** Begin Data listing **

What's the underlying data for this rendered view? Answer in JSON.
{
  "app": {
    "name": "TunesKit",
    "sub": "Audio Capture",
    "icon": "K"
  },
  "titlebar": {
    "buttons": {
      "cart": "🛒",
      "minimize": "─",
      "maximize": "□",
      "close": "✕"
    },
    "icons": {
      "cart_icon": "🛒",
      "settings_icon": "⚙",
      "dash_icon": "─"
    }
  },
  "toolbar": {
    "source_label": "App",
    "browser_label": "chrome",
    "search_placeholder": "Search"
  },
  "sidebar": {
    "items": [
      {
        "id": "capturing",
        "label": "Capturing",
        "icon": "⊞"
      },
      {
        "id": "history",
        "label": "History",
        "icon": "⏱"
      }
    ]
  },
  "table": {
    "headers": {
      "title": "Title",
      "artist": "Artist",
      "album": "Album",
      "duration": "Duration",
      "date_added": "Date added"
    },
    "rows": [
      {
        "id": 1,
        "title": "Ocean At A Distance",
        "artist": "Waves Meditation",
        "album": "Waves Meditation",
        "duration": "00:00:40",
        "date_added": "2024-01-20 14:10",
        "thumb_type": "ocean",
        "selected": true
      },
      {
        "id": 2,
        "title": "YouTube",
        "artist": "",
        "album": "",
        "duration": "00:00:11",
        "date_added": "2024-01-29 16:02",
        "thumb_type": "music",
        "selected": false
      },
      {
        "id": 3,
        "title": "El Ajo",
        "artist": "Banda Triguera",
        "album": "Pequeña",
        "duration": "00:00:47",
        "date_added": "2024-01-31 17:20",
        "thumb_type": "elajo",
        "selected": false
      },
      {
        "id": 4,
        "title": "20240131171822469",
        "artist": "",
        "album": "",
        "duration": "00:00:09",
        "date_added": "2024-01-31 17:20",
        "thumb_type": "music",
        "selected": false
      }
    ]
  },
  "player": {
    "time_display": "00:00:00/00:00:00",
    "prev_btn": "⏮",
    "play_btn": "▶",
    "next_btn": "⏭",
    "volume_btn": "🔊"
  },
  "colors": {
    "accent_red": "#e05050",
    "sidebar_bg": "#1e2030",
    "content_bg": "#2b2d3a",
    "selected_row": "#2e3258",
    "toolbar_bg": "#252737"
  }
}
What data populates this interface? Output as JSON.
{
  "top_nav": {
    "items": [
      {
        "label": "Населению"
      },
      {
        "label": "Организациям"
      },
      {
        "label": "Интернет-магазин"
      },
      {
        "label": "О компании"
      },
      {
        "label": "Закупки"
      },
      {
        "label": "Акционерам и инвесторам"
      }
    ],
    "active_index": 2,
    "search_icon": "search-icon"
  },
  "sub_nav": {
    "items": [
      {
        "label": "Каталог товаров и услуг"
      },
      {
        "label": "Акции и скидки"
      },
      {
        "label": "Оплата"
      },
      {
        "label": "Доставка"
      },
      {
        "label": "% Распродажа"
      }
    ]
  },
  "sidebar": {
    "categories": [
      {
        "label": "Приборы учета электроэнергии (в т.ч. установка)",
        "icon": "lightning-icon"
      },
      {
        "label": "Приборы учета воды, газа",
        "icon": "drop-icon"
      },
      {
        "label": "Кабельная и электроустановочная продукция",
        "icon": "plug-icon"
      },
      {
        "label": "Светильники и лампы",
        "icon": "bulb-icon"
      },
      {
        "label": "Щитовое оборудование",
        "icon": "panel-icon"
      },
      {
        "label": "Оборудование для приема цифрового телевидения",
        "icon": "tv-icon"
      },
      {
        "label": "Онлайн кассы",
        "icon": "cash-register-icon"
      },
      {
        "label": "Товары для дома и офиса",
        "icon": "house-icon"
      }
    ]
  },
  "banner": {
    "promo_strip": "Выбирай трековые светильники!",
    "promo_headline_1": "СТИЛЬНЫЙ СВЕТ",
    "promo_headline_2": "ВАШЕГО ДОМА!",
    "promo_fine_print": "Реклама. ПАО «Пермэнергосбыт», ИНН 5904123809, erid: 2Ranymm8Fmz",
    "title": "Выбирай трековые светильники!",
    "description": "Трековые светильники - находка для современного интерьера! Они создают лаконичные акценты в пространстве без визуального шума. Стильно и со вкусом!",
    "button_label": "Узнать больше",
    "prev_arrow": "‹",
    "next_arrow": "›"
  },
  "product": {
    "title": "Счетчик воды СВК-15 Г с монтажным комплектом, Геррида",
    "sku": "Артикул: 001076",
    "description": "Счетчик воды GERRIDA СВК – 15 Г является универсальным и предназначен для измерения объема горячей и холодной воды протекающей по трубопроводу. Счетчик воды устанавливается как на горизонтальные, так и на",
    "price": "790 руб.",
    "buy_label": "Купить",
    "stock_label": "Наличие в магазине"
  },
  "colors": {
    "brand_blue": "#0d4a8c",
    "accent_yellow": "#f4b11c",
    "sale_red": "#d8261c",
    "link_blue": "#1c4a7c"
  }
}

** End Data listing **

Copy down the material exactly as written.

What's the underlying data for this rendered view? Answer in JSON.
{
  "app": {
    "name": "TunesKit",
    "sub": "Audio Capture",
    "icon": "K"
  },
  "titlebar": {
    "buttons": {
      "cart": "🛒",
      "minimize": "─",
      "maximize": "□",
      "close": "✕"
    },
    "icons": {
      "cart_icon": "🛒",
      "settings_icon": "⚙",
      "dash_icon": "─"
    }
  },
  "toolbar": {
    "source_label": "App",
    "browser_label": "chrome",
    "search_placeholder": "Search"
  },
  "sidebar": {
    "items": [
      {
        "id": "capturing",
        "label": "Capturing",
        "icon": "⊞"
      },
      {
        "id": "history",
        "label": "History",
        "icon": "⏱"
      }
    ]
  },
  "table": {
    "headers": {
      "title": "Title",
      "artist": "Artist",
      "album": "Album",
      "duration": "Duration",
      "date_added": "Date added"
    },
    "rows": [
      {
        "id": 1,
        "title": "Ocean At A Distance",
        "artist": "Waves Meditation",
        "album": "Waves Meditation",
        "duration": "00:00:40",
        "date_added": "2024-01-20 14:10",
        "thumb_type": "ocean",
        "selected": true
      },
      {
        "id": 2,
        "title": "YouTube",
        "artist": "",
        "album": "",
        "duration": "00:00:11",
        "date_added": "2024-01-29 16:02",
        "thumb_type": "music",
        "selected": false
      },
      {
        "id": 3,
        "title": "El Ajo",
        "artist": "Banda Triguera",
        "album": "Pequeña",
        "duration": "00:00:47",
        "date_added": "2024-01-31 17:20",
        "thumb_type": "elajo",
        "selected": false
      },
      {
        "id": 4,
        "title": "20240131171822469",
        "artist": "",
        "album": "",
        "duration": "00:00:09",
        "date_added": "2024-01-31 17:20",
        "thumb_type": "music",
        "selected": false
      }
    ]
  },
  "player": {
    "time_display": "00:00:00/00:00:00",
    "prev_btn": "⏮",
    "play_btn": "▶",
    "next_btn": "⏭",
    "volume_btn": "🔊"
  },
  "colors": {
    "accent_red": "#e05050",
    "sidebar_bg": "#1e2030",
    "content_bg": "#2b2d3a",
    "selected_row": "#2e3258",
    "toolbar_bg": "#252737"
  }
}
What data populates this interface? Output as JSON.
{
  "top_nav": {
    "items": [
      {
        "label": "Населению"
      },
      {
        "label": "Организациям"
      },
      {
        "label": "Интернет-магазин"
      },
      {
        "label": "О компании"
      },
      {
        "label": "Закупки"
      },
      {
        "label": "Акционерам и инвесторам"
      }
    ],
    "active_index": 2,
    "search_icon": "search-icon"
  },
  "sub_nav": {
    "items": [
      {
        "label": "Каталог товаров и услуг"
      },
      {
        "label": "Акции и скидки"
      },
      {
        "label": "Оплата"
      },
      {
        "label": "Доставка"
      },
      {
        "label": "% Распродажа"
      }
    ]
  },
  "sidebar": {
    "categories": [
      {
        "label": "Приборы учета электроэнергии (в т.ч. установка)",
        "icon": "lightning-icon"
      },
      {
        "label": "Приборы учета воды, газа",
        "icon": "drop-icon"
      },
      {
        "label": "Кабельная и электроустановочная продукция",
        "icon": "plug-icon"
      },
      {
        "label": "Светильники и лампы",
        "icon": "bulb-icon"
      },
      {
        "label": "Щитовое оборудование",
        "icon": "panel-icon"
      },
      {
        "label": "Оборудование для приема цифрового телевидения",
        "icon": "tv-icon"
      },
      {
        "label": "Онлайн кассы",
        "icon": "cash-register-icon"
      },
      {
        "label": "Товары для дома и офиса",
        "icon": "house-icon"
      }
    ]
  },
  "banner": {
    "promo_strip": "Выбирай трековые светильники!",
    "promo_headline_1": "СТИЛЬНЫЙ СВЕТ",
    "promo_headline_2": "ВАШЕГО ДОМА!",
    "promo_fine_print": "Реклама. ПАО «Пермэнергосбыт», ИНН 5904123809, erid: 2Ranymm8Fmz",
    "title": "Выбирай трековые светильники!",
    "description": "Трековые светильники - находка для современного интерьера! Они создают лаконичные акценты в пространстве без визуального шума. Стильно и со вкусом!",
    "button_label": "Узнать больше",
    "prev_arrow": "‹",
    "next_arrow": "›"
  },
  "product": {
    "title": "Счетчик воды СВК-15 Г с монтажным комплектом, Геррида",
    "sku": "Артикул: 001076",
    "description": "Счетчик воды GERRIDA СВК – 15 Г является универсальным и предназначен для измерения объема горячей и холодной воды протекающей по трубопроводу. Счетчик воды устанавливается как на горизонтальные, так и на",
    "price": "790 руб.",
    "buy_label": "Купить",
    "stock_label": "Наличие в магазине"
  },
  "colors": {
    "brand_blue": "#0d4a8c",
    "accent_yellow": "#f4b11c",
    "sale_red": "#d8261c",
    "link_blue": "#1c4a7c"
  }
}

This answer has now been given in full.